What to produce
Locate the lines that hold the string "turned". Copy every such line.

Collected data
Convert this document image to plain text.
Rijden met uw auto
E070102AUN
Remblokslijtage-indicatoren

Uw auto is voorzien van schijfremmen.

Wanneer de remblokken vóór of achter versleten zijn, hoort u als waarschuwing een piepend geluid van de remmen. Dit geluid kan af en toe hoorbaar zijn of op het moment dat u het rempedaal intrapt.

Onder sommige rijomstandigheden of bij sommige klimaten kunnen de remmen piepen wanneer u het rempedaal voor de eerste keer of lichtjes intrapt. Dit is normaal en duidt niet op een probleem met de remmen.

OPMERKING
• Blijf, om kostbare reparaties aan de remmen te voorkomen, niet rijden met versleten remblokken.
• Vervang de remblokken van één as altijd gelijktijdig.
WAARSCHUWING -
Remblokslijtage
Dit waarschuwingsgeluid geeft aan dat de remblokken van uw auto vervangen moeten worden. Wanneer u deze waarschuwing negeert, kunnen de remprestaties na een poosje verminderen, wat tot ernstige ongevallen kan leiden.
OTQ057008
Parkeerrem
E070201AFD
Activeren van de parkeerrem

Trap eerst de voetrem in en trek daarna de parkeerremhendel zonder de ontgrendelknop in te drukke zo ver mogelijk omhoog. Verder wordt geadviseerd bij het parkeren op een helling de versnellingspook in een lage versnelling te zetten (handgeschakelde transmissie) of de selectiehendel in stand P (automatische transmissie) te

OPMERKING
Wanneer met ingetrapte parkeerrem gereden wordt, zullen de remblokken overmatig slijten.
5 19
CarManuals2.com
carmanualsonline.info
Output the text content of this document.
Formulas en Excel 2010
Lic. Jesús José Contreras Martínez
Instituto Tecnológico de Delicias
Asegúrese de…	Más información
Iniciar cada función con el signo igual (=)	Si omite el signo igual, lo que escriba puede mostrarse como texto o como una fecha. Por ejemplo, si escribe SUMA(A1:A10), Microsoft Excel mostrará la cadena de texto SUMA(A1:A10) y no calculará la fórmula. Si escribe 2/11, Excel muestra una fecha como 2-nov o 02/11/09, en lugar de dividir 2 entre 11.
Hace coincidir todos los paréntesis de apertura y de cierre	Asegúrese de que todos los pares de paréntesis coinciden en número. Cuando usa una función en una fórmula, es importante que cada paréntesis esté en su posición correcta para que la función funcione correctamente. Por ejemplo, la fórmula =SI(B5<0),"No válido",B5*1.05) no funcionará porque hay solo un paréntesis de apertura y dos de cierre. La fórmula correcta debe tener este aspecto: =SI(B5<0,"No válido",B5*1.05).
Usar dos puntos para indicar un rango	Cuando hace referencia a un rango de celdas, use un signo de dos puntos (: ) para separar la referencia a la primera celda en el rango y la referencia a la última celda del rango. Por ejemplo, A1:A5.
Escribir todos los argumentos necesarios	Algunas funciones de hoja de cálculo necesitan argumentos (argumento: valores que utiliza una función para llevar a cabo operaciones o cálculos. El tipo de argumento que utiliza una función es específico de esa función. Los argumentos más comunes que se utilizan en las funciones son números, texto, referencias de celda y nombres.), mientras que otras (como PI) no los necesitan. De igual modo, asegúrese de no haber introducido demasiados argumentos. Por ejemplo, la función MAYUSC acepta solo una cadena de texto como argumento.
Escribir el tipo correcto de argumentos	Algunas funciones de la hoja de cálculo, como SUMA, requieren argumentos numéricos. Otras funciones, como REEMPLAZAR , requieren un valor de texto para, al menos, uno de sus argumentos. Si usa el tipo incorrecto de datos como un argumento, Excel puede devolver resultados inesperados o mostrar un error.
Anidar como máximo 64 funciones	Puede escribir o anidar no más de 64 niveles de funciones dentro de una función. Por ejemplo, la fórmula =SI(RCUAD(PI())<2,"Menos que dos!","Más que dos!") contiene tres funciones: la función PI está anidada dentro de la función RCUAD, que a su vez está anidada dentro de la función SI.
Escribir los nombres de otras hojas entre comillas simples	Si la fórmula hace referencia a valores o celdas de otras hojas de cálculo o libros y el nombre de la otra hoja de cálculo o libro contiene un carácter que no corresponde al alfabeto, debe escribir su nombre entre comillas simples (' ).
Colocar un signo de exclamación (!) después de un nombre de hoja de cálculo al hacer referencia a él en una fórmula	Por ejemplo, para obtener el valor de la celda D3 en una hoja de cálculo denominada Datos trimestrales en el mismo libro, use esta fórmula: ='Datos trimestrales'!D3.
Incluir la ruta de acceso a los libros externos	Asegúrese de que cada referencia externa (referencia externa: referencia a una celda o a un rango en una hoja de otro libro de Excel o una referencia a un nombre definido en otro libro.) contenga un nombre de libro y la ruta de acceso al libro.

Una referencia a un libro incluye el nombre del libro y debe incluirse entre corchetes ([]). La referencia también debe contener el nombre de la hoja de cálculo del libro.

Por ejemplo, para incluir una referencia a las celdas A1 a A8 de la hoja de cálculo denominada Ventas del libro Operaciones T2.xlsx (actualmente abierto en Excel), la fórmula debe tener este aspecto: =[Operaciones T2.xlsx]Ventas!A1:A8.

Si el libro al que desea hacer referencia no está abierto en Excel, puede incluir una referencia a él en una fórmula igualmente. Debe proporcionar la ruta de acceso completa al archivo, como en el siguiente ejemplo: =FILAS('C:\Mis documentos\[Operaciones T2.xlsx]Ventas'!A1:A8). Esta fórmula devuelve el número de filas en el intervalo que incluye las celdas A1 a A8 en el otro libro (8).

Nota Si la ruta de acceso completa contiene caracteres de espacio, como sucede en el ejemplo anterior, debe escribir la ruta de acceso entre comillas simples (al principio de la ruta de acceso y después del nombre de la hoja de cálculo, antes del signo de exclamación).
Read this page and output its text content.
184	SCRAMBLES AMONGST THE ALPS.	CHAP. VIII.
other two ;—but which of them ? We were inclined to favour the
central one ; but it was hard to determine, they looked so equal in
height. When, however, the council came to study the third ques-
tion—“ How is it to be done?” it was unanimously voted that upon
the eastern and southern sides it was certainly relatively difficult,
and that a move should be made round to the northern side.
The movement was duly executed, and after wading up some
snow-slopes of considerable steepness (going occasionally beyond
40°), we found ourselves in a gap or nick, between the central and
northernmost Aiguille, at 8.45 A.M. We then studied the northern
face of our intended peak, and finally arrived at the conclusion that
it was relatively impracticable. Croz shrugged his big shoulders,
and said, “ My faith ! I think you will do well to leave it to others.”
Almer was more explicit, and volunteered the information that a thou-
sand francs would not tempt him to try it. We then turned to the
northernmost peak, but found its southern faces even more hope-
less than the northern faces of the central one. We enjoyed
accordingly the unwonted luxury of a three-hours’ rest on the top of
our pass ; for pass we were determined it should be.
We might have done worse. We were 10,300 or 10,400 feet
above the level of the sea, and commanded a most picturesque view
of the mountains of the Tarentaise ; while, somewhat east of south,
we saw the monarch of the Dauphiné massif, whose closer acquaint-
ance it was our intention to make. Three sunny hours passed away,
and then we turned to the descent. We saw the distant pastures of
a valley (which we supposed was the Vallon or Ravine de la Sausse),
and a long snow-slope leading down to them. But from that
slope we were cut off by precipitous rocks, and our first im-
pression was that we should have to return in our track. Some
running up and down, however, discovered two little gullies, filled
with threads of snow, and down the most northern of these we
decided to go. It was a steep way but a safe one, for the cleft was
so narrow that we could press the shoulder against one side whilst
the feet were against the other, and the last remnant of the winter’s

Response to this task
sand francs would not tempt him to try it. We then turned to the
and then we turned to the descent. We saw the distant pastures of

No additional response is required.